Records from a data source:
- - - - -

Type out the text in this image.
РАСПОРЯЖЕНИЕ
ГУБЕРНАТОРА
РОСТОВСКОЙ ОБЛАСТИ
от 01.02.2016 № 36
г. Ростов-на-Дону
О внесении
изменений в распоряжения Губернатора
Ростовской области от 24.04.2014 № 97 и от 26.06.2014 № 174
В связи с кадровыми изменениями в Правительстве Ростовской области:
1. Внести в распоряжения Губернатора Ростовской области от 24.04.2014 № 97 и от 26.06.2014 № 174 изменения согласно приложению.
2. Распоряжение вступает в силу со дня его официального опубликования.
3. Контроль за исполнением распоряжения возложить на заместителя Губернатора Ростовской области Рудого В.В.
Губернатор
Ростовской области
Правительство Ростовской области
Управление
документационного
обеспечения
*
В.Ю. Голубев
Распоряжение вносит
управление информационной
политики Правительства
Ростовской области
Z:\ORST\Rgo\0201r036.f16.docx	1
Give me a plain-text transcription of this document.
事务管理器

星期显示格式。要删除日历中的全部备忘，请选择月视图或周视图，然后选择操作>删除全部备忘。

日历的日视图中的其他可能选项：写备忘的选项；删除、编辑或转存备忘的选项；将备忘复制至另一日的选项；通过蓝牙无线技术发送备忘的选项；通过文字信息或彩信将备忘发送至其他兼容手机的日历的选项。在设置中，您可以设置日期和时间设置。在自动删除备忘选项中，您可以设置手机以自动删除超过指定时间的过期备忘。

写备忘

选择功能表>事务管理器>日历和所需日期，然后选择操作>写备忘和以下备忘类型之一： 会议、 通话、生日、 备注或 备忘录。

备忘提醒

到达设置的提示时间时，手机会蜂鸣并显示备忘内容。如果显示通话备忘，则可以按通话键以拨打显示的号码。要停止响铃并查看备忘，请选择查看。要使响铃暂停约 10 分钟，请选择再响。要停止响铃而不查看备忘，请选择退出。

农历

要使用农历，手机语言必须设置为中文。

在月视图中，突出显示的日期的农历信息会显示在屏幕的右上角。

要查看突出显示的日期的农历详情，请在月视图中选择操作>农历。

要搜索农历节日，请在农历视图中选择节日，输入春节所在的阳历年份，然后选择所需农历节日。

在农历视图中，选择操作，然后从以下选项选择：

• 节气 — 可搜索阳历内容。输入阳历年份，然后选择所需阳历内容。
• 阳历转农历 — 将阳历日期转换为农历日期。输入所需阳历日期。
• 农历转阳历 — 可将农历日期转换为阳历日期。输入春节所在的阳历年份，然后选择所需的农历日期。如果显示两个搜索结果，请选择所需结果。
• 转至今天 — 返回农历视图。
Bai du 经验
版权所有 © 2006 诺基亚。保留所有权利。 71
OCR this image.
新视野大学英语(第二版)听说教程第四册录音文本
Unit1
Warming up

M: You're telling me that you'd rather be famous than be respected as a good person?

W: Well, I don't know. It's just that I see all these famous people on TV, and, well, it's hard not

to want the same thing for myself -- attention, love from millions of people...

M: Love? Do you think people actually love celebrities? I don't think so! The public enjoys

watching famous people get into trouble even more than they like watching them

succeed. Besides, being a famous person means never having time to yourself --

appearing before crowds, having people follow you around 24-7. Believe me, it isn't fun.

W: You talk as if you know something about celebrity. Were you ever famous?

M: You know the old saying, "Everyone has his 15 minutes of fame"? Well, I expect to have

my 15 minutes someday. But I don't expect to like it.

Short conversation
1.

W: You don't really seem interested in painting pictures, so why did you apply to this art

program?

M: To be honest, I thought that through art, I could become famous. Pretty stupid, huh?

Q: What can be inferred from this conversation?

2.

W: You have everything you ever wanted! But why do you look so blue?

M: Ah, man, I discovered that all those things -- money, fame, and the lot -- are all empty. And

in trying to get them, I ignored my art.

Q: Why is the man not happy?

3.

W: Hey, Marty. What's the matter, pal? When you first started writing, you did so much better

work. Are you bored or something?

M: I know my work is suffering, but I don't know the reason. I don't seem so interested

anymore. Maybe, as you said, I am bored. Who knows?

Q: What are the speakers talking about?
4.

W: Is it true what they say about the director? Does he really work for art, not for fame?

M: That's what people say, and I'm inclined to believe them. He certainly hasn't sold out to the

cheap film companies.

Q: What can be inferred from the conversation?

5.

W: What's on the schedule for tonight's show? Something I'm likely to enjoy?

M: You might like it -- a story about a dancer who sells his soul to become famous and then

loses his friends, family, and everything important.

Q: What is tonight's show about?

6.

- - - - -

Exercise prompt: Looking back at the lines above, state how many contain the word "image", and supply nothing besides the number.

Final answer: 2